== Challenge ==
Report every row below that contains the word "Insurance", matching case exactly.

== Data for this exercise ==
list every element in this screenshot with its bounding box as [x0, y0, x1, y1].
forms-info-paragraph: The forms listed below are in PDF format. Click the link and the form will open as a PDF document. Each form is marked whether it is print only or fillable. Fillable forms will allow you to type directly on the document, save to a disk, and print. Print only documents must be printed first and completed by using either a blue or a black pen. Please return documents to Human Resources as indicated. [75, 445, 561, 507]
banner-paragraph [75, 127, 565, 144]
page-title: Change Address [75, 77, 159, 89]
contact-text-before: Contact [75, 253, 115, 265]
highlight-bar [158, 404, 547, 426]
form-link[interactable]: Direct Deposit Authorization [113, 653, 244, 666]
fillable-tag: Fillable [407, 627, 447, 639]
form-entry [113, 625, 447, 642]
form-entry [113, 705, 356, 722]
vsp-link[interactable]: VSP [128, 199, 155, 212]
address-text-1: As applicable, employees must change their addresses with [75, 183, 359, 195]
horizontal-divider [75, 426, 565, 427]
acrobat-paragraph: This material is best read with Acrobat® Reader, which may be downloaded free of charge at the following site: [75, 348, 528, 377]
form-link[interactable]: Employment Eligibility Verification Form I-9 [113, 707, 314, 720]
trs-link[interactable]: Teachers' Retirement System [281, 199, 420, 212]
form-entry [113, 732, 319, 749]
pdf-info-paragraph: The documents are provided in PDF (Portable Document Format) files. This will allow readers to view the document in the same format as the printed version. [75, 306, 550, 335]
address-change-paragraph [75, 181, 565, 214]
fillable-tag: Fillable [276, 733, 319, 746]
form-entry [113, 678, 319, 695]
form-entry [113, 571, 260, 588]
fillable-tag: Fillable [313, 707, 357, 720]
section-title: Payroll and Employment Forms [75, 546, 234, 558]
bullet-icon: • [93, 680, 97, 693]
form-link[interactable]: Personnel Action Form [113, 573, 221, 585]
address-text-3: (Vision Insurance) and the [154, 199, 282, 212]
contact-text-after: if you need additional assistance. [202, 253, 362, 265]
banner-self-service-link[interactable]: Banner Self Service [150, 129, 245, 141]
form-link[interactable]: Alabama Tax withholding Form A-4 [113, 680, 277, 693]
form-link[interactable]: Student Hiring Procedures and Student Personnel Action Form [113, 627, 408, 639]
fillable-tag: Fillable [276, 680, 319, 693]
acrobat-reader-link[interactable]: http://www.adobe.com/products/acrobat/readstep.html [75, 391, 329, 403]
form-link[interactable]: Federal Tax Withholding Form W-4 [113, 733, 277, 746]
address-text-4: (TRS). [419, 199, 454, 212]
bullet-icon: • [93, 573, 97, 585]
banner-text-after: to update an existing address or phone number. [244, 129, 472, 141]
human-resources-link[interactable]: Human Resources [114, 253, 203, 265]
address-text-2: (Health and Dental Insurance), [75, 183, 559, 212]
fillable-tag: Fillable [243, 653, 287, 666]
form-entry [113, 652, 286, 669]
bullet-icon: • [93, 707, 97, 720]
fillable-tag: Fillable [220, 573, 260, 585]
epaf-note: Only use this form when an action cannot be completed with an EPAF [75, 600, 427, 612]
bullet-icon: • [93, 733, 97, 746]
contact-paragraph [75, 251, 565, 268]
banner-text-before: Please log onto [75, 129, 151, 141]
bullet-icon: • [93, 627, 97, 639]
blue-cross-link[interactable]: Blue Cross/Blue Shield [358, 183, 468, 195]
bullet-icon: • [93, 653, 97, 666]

== The reply ==
address-text-3: (Vision Insurance) and the [154, 199, 282, 212]
address-text-2: (Health and Dental Insurance), [75, 183, 559, 212]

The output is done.